→ WHAT YOU SHOULD DO
Note each line that includes the word "کرنے". Copy those lines.

----------

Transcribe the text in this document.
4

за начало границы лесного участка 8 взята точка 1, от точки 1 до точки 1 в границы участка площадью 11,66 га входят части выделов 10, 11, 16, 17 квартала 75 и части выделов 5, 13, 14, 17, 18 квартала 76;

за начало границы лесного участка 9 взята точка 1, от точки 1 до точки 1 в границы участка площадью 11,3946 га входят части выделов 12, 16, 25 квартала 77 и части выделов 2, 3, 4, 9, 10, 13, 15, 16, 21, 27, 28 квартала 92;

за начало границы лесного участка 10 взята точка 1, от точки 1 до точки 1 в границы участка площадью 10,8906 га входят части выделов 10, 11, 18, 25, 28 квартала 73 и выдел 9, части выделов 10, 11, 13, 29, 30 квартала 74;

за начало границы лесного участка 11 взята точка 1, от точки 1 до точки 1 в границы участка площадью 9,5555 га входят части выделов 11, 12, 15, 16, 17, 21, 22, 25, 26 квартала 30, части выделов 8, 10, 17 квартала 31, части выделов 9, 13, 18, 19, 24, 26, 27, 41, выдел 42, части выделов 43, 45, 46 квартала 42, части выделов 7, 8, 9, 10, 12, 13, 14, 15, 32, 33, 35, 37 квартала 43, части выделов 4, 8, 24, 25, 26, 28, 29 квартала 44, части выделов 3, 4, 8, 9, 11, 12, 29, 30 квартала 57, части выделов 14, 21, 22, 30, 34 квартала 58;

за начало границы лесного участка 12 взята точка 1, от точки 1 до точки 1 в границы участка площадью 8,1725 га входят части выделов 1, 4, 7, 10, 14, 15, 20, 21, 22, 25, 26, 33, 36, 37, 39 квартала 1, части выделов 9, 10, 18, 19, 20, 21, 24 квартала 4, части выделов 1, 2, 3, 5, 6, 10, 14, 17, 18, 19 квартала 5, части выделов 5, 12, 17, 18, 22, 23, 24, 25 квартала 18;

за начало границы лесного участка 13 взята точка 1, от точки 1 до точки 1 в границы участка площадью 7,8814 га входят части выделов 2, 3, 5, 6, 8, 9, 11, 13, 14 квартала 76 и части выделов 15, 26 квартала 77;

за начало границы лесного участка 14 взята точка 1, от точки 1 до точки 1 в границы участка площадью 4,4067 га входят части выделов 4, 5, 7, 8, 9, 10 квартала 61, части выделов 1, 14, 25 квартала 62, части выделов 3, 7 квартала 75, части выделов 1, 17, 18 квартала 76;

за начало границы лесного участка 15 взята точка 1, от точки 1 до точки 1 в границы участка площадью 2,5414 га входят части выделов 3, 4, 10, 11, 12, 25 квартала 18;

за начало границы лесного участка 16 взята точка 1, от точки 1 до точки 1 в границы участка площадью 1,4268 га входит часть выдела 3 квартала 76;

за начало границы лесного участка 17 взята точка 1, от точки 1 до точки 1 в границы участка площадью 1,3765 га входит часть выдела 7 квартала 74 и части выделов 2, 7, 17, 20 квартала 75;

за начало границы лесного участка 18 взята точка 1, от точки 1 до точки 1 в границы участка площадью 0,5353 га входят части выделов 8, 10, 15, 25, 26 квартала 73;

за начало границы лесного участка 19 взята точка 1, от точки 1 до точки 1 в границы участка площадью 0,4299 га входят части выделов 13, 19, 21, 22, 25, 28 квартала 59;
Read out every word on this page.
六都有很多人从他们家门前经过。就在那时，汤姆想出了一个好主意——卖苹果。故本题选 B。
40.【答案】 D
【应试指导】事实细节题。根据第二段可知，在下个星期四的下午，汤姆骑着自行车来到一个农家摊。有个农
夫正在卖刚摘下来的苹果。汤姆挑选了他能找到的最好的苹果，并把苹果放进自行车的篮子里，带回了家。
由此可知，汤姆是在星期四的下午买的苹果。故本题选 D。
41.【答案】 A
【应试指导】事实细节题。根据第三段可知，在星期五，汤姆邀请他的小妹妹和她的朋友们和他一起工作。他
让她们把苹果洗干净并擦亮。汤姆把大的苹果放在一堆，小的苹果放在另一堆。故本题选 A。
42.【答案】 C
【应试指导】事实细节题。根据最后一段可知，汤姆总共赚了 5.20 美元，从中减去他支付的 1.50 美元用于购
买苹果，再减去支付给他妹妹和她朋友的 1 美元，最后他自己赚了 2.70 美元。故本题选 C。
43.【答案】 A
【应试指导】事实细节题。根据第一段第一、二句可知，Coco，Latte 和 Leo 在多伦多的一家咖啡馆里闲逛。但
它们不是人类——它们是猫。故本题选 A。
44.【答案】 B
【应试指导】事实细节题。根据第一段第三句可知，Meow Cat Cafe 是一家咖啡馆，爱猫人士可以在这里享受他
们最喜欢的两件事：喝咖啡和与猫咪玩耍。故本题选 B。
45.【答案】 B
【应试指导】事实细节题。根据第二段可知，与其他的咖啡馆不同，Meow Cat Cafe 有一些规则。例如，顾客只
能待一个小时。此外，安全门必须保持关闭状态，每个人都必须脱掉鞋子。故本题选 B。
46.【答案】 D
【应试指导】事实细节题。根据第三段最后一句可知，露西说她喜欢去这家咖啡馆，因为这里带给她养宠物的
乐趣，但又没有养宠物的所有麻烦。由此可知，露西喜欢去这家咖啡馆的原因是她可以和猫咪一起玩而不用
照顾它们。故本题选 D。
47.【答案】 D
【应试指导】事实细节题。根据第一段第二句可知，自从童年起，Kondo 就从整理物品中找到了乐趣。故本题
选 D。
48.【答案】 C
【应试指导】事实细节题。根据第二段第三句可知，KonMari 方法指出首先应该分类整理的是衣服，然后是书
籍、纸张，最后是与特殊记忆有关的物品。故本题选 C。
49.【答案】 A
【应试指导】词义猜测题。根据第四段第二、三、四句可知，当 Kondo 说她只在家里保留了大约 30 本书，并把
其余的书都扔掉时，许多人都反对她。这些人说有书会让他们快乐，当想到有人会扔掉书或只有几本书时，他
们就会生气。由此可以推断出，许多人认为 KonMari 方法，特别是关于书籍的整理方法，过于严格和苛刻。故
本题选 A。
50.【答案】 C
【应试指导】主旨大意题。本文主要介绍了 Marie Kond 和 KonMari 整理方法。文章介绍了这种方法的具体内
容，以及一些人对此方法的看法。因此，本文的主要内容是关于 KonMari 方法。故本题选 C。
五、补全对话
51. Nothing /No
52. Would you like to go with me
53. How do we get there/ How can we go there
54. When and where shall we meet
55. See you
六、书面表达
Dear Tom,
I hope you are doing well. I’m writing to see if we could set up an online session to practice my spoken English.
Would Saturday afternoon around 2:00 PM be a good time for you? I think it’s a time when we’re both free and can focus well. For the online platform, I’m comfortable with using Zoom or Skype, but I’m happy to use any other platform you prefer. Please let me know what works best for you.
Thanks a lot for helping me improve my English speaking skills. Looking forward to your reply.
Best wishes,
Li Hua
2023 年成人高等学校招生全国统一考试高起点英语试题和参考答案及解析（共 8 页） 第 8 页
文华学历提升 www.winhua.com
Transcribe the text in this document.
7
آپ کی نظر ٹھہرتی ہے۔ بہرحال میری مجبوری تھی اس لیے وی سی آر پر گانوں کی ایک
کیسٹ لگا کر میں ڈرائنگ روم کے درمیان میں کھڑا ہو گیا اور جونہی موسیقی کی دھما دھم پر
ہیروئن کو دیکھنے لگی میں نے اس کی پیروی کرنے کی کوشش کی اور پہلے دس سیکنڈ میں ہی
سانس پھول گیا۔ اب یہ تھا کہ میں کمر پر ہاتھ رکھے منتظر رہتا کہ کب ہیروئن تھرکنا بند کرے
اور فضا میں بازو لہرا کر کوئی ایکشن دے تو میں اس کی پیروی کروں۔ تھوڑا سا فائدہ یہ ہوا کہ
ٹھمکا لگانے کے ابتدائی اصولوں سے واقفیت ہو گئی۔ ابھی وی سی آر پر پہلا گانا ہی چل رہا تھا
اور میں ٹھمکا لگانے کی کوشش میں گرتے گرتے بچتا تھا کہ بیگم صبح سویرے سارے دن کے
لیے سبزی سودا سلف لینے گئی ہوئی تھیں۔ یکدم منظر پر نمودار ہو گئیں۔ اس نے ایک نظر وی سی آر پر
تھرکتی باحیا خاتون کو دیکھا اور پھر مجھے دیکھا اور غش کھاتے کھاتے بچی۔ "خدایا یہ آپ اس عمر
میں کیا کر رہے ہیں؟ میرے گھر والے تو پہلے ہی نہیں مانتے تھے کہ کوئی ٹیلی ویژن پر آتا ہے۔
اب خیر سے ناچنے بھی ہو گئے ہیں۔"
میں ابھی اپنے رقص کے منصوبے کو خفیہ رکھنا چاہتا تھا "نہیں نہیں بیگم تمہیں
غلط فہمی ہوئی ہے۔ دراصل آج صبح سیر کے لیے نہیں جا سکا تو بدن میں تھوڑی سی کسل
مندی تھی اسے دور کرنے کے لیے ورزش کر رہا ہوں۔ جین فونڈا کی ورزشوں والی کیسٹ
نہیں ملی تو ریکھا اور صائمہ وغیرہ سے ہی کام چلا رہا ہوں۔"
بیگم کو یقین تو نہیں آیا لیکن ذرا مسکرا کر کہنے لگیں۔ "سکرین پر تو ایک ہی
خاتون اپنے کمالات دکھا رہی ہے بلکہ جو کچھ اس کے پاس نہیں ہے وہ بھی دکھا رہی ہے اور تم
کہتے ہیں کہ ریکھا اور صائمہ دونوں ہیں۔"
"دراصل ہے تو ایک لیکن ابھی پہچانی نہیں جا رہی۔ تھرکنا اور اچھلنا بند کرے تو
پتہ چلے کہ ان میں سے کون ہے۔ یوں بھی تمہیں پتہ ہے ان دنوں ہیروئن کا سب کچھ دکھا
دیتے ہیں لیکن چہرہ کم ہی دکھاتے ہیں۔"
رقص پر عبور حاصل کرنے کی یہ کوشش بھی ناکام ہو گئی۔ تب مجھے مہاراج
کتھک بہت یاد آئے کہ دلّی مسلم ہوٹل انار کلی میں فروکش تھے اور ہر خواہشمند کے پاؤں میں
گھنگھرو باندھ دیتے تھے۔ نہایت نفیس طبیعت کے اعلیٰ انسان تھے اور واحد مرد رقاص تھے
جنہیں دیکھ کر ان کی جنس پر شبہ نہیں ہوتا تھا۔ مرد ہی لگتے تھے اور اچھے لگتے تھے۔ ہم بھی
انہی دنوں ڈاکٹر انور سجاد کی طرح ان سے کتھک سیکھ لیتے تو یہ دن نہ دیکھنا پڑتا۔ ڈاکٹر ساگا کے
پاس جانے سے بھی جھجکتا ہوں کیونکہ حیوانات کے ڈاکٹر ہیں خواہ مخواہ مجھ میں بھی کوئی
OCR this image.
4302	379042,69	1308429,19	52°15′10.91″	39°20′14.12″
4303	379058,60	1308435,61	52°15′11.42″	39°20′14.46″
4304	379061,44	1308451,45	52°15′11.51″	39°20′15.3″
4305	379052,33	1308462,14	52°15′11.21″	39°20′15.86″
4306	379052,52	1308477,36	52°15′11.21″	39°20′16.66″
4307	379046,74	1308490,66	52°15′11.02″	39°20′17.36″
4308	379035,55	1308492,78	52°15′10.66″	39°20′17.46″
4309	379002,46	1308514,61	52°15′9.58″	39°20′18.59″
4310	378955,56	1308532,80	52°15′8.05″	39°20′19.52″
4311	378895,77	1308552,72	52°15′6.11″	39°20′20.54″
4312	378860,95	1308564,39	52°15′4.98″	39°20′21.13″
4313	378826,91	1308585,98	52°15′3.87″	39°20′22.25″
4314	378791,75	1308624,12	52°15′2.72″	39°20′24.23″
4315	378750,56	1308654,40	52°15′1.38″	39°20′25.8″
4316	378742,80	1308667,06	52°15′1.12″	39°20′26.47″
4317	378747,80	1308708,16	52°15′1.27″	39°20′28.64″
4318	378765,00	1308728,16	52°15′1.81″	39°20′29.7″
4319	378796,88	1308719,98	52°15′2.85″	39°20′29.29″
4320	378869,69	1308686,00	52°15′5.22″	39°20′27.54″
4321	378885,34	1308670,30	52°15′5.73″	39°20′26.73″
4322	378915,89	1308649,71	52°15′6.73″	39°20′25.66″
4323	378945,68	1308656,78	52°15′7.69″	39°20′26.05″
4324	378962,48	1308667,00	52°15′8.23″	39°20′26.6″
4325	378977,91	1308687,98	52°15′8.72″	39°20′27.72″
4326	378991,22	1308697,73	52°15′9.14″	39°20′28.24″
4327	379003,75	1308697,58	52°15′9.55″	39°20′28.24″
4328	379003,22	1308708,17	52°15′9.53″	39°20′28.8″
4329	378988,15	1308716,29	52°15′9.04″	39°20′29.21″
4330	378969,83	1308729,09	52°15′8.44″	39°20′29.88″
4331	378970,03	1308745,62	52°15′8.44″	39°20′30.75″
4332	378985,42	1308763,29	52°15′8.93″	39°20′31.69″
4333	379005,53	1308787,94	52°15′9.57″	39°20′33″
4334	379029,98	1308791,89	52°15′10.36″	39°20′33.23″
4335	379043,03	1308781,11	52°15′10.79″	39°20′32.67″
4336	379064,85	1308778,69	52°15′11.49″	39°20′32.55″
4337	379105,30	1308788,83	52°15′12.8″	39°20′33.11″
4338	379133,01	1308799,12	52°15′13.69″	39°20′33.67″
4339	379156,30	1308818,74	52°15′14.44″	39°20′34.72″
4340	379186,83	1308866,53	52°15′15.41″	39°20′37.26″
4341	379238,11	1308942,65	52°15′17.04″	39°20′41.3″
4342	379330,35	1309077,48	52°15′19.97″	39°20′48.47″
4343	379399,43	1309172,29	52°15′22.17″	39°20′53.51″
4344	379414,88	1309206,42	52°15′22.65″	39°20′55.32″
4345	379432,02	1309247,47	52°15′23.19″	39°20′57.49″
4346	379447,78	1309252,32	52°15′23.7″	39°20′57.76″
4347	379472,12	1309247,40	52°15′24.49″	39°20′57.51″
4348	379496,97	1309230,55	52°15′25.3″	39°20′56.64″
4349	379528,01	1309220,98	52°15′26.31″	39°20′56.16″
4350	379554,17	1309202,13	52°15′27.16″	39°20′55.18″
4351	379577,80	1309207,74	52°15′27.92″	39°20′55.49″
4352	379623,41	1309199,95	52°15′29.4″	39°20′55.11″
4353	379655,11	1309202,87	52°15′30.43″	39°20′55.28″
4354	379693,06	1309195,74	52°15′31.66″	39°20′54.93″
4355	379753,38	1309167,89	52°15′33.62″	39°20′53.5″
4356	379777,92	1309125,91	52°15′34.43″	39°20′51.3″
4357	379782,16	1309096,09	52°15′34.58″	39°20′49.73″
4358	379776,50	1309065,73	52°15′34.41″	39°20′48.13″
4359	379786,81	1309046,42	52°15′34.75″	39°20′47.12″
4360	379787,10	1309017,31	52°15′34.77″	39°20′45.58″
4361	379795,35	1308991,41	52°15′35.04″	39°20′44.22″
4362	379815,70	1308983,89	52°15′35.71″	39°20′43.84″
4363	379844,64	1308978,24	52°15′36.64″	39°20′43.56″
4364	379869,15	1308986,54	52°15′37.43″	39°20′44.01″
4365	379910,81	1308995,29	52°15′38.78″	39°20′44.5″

----------

→ THE OUTPUT
ہیروئن کو دیکھنے لگی میں نے اس کی پیروی کرنے کی کوشش کی اور پہلے دس سیکنڈ میں ہی
مندی تھی اسے دور کرنے کے لیے ورزش کر رہا ہوں۔ جین فونڈا کی ورزشوں والی کیسٹ
رقص پر عبور حاصل کرنے کی یہ کوشش بھی ناکام ہو گئی۔ تب مجھے مہاراج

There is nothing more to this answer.